> **WRITTEN INSTRUCTION**:
Using the listing below, copy every line that mentions "content".

> **A block of data**:
━━━━━━━━━━━━━━━━━━━━
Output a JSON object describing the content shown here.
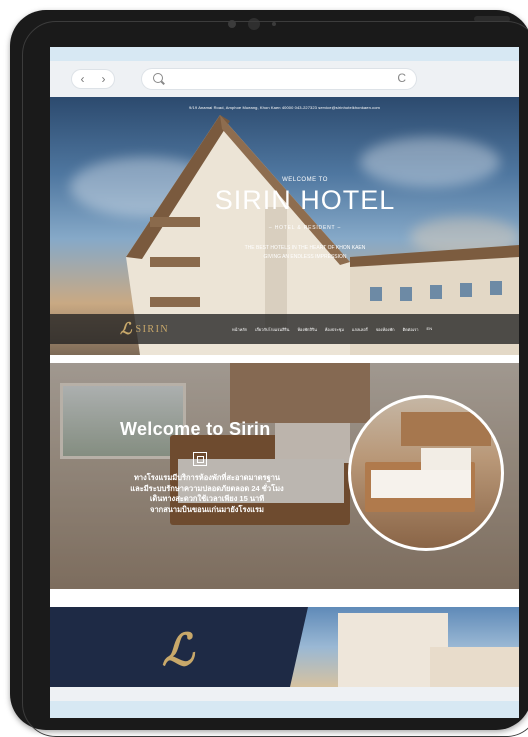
{
  "browser": {
    "back_icon": "chevron-left-icon",
    "forward_icon": "chevron-right-icon",
    "back_glyph": "‹",
    "forward_glyph": "›",
    "reload_glyph": "C",
    "url_value": ""
  },
  "hero": {
    "info_line": "9/19 Anamai Road, Amphoe Mueang, Khon Kaen 40000    043-227323    service@sirinhotelkhonkaen.com",
    "welcome_small": "WELCOME TO",
    "hotel_name": "SIRIN HOTEL",
    "hotel_sub": "– HOTEL & RESIDENT –",
    "tagline_1": "THE BEST HOTELS IN THE HEART OF KHON KAEN",
    "tagline_2": "GIVING AN ENDLESS IMPRESSION"
  },
  "navbar": {
    "logo_text": "SIRIN",
    "logo_mark": "ℒ",
    "items": [
      "หน้าหลัก",
      "เกี่ยวกับโรงแรมสิริน",
      "ห้องพักสิริน",
      "ห้องประชุม",
      "แกลเลอรี่",
      "จองห้องพัก",
      "ติดต่อเรา",
      "EN"
    ]
  },
  "welcome_section": {
    "title": "Welcome to Sirin",
    "text_1": "ทางโรงแรมมีบริการห้องพักที่สะอาดมาตรฐาน",
    "text_2": "และมีระบบรักษาความปลอดภัยตลอด 24 ชั่วโมง",
    "text_3": "เดินทางสะดวกใช้เวลาเพียง 15 นาที",
    "text_4": "จากสนามบินขอนแก่นมายังโรงแรม"
  },
  "banner": {
    "logo_mark": "ℒ"
  },
  "colors": {
    "gold": "#c8a86a",
    "navy": "#1e2a45",
    "bezel": "#1a1a1a"
  }
}
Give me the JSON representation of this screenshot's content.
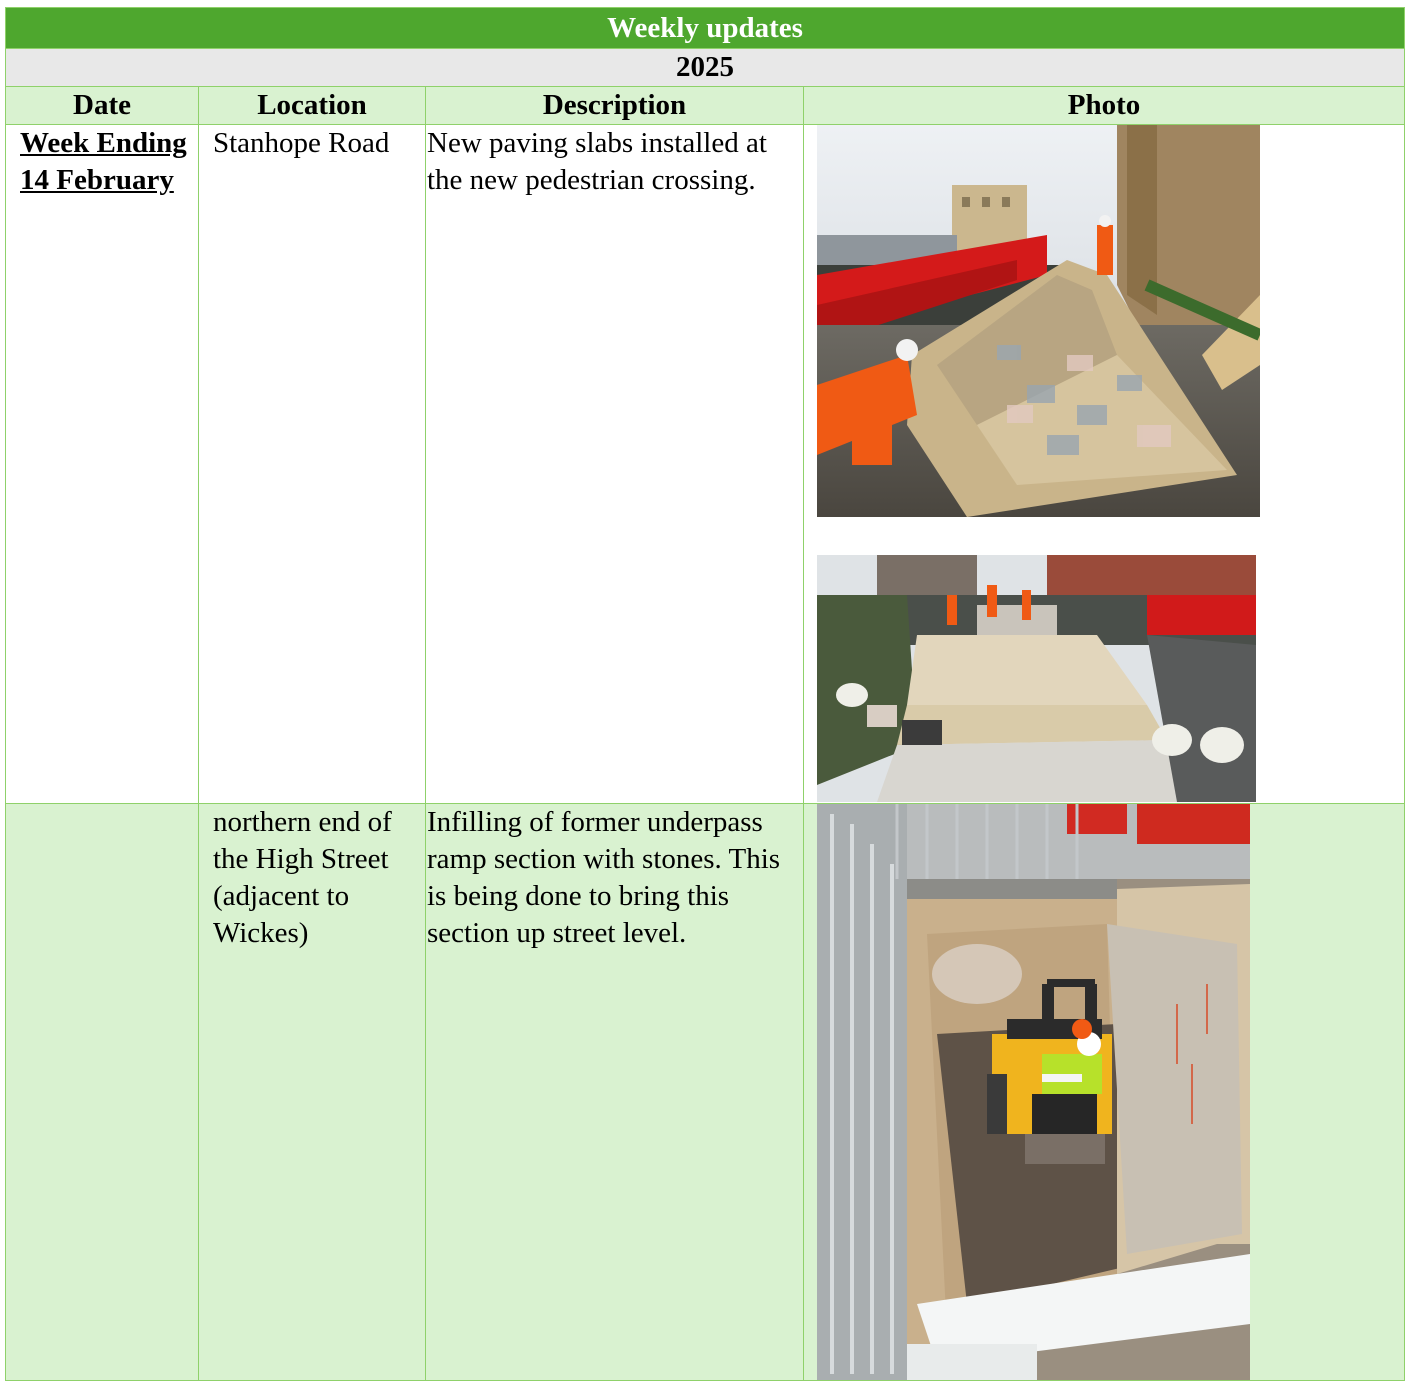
━━━━━━━━━━━━━━━━━━━━
> **SOLUTION FOR THIS EXERCISE**:
Output a JSON object describing the content shown here.
Give me the JSON representation of this screenshot's content.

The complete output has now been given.